Repeat the listing below in full, exactly as it stands.

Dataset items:
>>

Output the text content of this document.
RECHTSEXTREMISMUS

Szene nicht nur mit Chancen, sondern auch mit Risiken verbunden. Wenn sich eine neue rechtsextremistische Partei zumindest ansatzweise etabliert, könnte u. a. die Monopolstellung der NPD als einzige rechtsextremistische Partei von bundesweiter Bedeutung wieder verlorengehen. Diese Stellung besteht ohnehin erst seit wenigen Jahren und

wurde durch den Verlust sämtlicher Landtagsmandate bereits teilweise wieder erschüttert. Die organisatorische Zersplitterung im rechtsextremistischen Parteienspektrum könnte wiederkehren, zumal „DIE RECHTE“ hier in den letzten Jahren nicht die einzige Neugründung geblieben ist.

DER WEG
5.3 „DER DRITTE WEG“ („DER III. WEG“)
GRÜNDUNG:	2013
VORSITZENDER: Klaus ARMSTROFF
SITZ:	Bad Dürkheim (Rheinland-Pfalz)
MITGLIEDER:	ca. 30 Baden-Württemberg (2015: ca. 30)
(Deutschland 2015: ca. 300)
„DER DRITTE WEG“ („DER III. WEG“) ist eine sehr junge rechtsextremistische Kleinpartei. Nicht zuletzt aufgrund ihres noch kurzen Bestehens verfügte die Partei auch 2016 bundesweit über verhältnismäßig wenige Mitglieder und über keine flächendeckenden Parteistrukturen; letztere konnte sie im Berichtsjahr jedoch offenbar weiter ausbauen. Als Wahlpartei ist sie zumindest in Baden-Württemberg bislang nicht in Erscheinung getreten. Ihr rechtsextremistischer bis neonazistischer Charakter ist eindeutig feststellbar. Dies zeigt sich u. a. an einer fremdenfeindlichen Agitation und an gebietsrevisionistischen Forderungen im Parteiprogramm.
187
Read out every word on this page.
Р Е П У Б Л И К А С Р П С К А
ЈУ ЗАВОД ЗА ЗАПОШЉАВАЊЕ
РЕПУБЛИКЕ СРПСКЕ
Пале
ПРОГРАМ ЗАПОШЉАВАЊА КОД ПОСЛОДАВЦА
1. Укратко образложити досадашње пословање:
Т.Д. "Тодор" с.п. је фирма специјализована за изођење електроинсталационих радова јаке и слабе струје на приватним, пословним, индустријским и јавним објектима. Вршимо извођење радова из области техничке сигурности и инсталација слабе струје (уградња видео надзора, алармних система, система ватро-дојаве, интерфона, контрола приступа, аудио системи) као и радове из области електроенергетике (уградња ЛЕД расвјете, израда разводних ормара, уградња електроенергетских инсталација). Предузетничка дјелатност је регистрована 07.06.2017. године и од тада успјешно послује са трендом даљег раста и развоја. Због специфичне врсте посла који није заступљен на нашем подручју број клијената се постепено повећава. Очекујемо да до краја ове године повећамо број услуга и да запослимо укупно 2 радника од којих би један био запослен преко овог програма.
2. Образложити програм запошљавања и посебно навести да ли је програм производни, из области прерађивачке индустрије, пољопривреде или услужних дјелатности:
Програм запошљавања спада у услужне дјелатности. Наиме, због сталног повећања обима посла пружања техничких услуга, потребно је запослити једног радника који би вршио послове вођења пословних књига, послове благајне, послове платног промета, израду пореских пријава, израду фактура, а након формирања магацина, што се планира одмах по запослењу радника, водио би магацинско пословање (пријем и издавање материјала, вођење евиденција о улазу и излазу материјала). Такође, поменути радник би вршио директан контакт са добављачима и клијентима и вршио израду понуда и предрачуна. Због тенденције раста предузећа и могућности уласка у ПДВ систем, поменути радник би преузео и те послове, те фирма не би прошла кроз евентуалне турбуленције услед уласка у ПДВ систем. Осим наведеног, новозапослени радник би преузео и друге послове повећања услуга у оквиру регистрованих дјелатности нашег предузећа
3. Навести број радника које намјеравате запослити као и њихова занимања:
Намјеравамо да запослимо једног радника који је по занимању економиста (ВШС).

<<

SOLUTION TO THE PROBLEM:
Output the text content of this document.
RECHTSEXTREMISMUS

Szene nicht nur mit Chancen, sondern auch mit Risiken verbunden. Wenn sich eine neue rechtsextremistische Partei zumindest ansatzweise etabliert, könnte u. a. die Monopolstellung der NPD als einzige rechtsextremistische Partei von bundesweiter Bedeutung wieder verlorengehen. Diese Stellung besteht ohnehin erst seit wenigen Jahren und

wurde durch den Verlust sämtlicher Landtagsmandate bereits teilweise wieder erschüttert. Die organisatorische Zersplitterung im rechtsextremistischen Parteienspektrum könnte wiederkehren, zumal „DIE RECHTE“ hier in den letzten Jahren nicht die einzige Neugründung geblieben ist.

DER WEG
5.3 „DER DRITTE WEG“ („DER III. WEG“)
GRÜNDUNG:	2013
VORSITZENDER: Klaus ARMSTROFF
SITZ:	Bad Dürkheim (Rheinland-Pfalz)
MITGLIEDER:	ca. 30 Baden-Württemberg (2015: ca. 30)
(Deutschland 2015: ca. 300)
„DER DRITTE WEG“ („DER III. WEG“) ist eine sehr junge rechtsextremistische Kleinpartei. Nicht zuletzt aufgrund ihres noch kurzen Bestehens verfügte die Partei auch 2016 bundesweit über verhältnismäßig wenige Mitglieder und über keine flächendeckenden Parteistrukturen; letztere konnte sie im Berichtsjahr jedoch offenbar weiter ausbauen. Als Wahlpartei ist sie zumindest in Baden-Württemberg bislang nicht in Erscheinung getreten. Ihr rechtsextremistischer bis neonazistischer Charakter ist eindeutig feststellbar. Dies zeigt sich u. a. an einer fremdenfeindlichen Agitation und an gebietsrevisionistischen Forderungen im Parteiprogramm.
187
Read out every word on this page.
Р Е П У Б Л И К А С Р П С К А
ЈУ ЗАВОД ЗА ЗАПОШЉАВАЊЕ
РЕПУБЛИКЕ СРПСКЕ
Пале
ПРОГРАМ ЗАПОШЉАВАЊА КОД ПОСЛОДАВЦА
1. Укратко образложити досадашње пословање:
Т.Д. "Тодор" с.п. је фирма специјализована за изођење електроинсталационих радова јаке и слабе струје на приватним, пословним, индустријским и јавним објектима. Вршимо извођење радова из области техничке сигурности и инсталација слабе струје (уградња видео надзора, алармних система, система ватро-дојаве, интерфона, контрола приступа, аудио системи) као и радове из области електроенергетике (уградња ЛЕД расвјете, израда разводних ормара, уградња електроенергетских инсталација). Предузетничка дјелатност је регистрована 07.06.2017. године и од тада успјешно послује са трендом даљег раста и развоја. Због специфичне врсте посла који није заступљен на нашем подручју број клијената се постепено повећава. Очекујемо да до краја ове године повећамо број услуга и да запослимо укупно 2 радника од којих би један био запослен преко овог програма.
2. Образложити програм запошљавања и посебно навести да ли је програм производни, из области прерађивачке индустрије, пољопривреде или услужних дјелатности:
Програм запошљавања спада у услужне дјелатности. Наиме, због сталног повећања обима посла пружања техничких услуга, потребно је запослити једног радника који би вршио послове вођења пословних књига, послове благајне, послове платног промета, израду пореских пријава, израду фактура, а након формирања магацина, што се планира одмах по запослењу радника, водио би магацинско пословање (пријем и издавање материјала, вођење евиденција о улазу и излазу материјала). Такође, поменути радник би вршио директан контакт са добављачима и клијентима и вршио израду понуда и предрачуна. Због тенденције раста предузећа и могућности уласка у ПДВ систем, поменути радник би преузео и те послове, те фирма не би прошла кроз евентуалне турбуленције услед уласка у ПДВ систем. Осим наведеног, новозапослени радник би преузео и друге послове повећања услуга у оквиру регистрованих дјелатности нашег предузећа
3. Навести број радника које намјеравате запослити као и њихова занимања:
Намјеравамо да запослимо једног радника који је по занимању економиста (ВШС).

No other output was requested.